* _Exercise input_
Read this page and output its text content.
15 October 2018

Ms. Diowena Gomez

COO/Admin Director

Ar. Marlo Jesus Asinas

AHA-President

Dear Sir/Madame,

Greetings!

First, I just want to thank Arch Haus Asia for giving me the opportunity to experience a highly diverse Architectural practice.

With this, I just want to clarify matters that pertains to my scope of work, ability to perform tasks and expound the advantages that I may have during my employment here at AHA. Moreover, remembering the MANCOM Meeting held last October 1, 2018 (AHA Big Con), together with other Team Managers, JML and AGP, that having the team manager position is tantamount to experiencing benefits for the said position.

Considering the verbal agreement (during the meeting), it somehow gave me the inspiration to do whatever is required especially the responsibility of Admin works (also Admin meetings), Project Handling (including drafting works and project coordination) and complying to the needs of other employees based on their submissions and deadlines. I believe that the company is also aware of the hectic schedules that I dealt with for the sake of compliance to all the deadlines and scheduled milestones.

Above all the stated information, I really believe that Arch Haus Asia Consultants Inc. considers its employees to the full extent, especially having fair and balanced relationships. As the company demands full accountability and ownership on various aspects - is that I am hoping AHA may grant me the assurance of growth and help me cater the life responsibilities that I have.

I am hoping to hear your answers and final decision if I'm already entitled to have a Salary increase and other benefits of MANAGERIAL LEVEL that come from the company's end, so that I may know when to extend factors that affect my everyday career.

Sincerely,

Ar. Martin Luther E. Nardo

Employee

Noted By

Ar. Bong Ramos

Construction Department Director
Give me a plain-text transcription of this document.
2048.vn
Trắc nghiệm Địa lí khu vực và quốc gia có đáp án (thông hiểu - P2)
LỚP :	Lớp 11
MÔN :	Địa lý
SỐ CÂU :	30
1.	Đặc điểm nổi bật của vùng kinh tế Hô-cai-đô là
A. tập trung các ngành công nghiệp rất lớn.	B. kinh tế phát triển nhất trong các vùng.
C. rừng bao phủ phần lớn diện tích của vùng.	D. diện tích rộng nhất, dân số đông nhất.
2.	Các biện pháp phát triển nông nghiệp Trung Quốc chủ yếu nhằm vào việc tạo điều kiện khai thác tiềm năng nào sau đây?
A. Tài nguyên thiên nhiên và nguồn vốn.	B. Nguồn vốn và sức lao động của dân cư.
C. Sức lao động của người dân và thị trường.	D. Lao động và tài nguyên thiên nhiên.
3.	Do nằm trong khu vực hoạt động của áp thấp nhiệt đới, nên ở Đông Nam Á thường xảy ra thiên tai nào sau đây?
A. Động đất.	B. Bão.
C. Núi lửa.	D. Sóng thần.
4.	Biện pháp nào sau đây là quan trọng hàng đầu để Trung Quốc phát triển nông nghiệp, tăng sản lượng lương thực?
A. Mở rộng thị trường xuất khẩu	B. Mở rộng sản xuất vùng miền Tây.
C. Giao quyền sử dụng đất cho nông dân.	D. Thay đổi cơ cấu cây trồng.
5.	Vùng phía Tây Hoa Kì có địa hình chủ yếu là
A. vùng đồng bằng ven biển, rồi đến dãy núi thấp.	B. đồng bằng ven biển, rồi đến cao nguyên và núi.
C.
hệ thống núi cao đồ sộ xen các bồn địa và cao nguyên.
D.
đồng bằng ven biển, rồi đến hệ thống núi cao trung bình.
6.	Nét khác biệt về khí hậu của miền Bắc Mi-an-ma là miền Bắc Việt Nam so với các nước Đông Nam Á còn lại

* _Problem_
Pick out each line that holds the string "Arch".

* _Written response_
First, I just want to thank Arch Haus Asia for giving me the opportunity to experience a highly diverse Architectural practice.
Above all the stated information, I really believe that Arch Haus Asia Consultants Inc. considers its employees to the full extent, especially having fair and balanced relationships. As the company demands full accountability and ownership on various aspects - is that I am hoping AHA may grant me the assurance of growth and help me cater the life responsibilities that I have.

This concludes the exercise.